[Aim of the task]:
Leave out the pictures and restate the rest of the data exactly.

================================

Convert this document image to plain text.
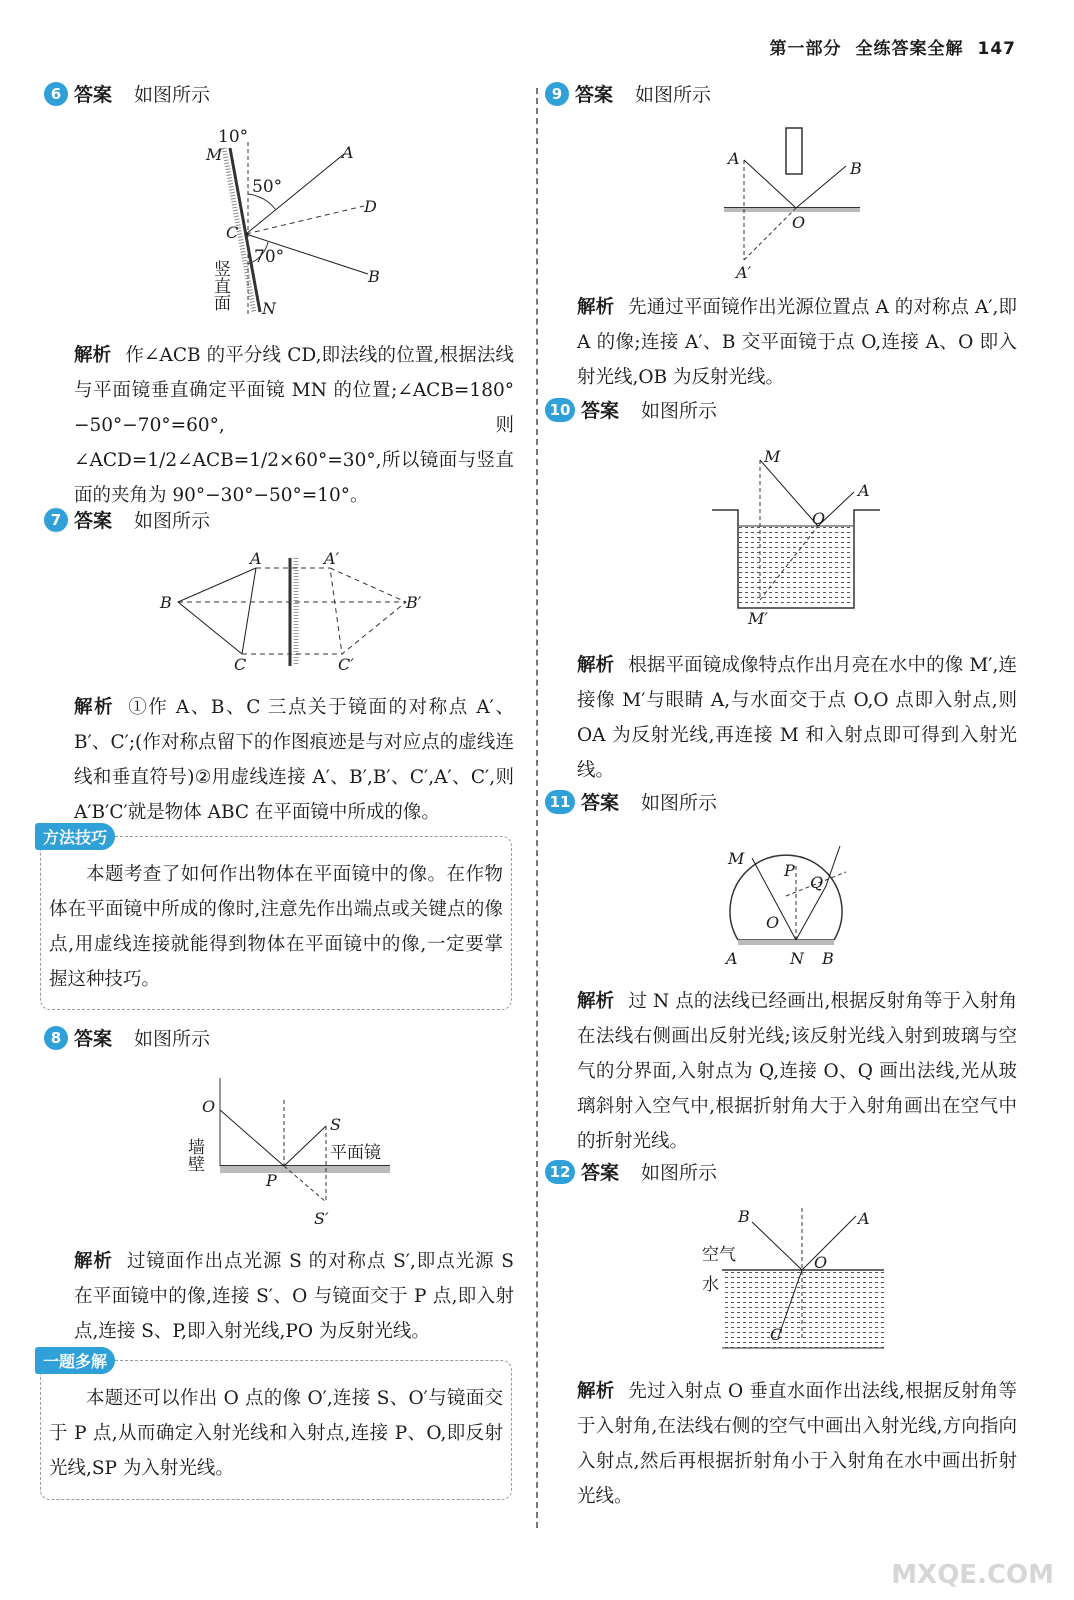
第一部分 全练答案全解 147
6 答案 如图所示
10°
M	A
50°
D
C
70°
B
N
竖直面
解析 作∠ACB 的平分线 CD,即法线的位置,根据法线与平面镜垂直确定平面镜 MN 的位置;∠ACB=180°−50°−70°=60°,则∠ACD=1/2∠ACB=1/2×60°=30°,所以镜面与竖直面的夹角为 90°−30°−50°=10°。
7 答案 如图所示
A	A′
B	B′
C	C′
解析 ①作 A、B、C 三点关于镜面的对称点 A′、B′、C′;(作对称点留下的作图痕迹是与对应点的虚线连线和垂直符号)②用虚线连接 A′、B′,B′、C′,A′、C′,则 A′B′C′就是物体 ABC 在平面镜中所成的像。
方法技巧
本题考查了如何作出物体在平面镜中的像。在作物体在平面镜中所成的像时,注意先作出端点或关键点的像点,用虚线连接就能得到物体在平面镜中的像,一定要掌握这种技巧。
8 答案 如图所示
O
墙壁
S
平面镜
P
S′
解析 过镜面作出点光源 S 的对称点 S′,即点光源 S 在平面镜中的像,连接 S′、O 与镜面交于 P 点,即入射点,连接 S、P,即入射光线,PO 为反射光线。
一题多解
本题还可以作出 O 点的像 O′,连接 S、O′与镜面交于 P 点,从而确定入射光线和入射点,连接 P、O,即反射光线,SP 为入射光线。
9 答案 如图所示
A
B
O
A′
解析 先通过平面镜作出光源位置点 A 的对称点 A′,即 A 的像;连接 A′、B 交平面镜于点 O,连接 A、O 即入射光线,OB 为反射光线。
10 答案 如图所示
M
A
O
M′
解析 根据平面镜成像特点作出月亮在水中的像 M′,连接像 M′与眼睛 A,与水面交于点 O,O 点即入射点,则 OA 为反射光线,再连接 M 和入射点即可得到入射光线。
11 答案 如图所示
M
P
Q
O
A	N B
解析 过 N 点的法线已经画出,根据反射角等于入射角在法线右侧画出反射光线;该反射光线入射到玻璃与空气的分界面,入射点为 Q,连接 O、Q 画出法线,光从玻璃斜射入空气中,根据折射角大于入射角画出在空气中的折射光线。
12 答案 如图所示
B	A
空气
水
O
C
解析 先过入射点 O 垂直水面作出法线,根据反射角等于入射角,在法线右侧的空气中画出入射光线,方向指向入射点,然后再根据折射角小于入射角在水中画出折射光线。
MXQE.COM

================================

[Output below]:
Convert this document image to plain text.
第一部分 全练答案全解 147
6 答案 如图所示
10°
M	A
50°
D
C
70°
B
N
竖直面
解析 作∠ACB 的平分线 CD,即法线的位置,根据法线与平面镜垂直确定平面镜 MN 的位置;∠ACB=180°−50°−70°=60°,则∠ACD=1/2∠ACB=1/2×60°=30°,所以镜面与竖直面的夹角为 90°−30°−50°=10°。
7 答案 如图所示
A	A′
B	B′
C	C′
解析 ①作 A、B、C 三点关于镜面的对称点 A′、B′、C′;(作对称点留下的作图痕迹是与对应点的虚线连线和垂直符号)②用虚线连接 A′、B′,B′、C′,A′、C′,则 A′B′C′就是物体 ABC 在平面镜中所成的像。
方法技巧
本题考查了如何作出物体在平面镜中的像。在作物体在平面镜中所成的像时,注意先作出端点或关键点的像点,用虚线连接就能得到物体在平面镜中的像,一定要掌握这种技巧。
8 答案 如图所示
O
墙壁
S
平面镜
P
S′
解析 过镜面作出点光源 S 的对称点 S′,即点光源 S 在平面镜中的像,连接 S′、O 与镜面交于 P 点,即入射点,连接 S、P,即入射光线,PO 为反射光线。
一题多解
本题还可以作出 O 点的像 O′,连接 S、O′与镜面交于 P 点,从而确定入射光线和入射点,连接 P、O,即反射光线,SP 为入射光线。
9 答案 如图所示
A
B
O
A′
解析 先通过平面镜作出光源位置点 A 的对称点 A′,即 A 的像;连接 A′、B 交平面镜于点 O,连接 A、O 即入射光线,OB 为反射光线。
10 答案 如图所示
M
A
O
M′
解析 根据平面镜成像特点作出月亮在水中的像 M′,连接像 M′与眼睛 A,与水面交于点 O,O 点即入射点,则 OA 为反射光线,再连接 M 和入射点即可得到入射光线。
11 答案 如图所示
M
P
Q
O
A	N B
解析 过 N 点的法线已经画出,根据反射角等于入射角在法线右侧画出反射光线;该反射光线入射到玻璃与空气的分界面,入射点为 Q,连接 O、Q 画出法线,光从玻璃斜射入空气中,根据折射角大于入射角画出在空气中的折射光线。
12 答案 如图所示
B	A
空气
水
O
C
解析 先过入射点 O 垂直水面作出法线,根据反射角等于入射角,在法线右侧的空气中画出入射光线,方向指向入射点,然后再根据折射角小于入射角在水中画出折射光线。
MXQE.COM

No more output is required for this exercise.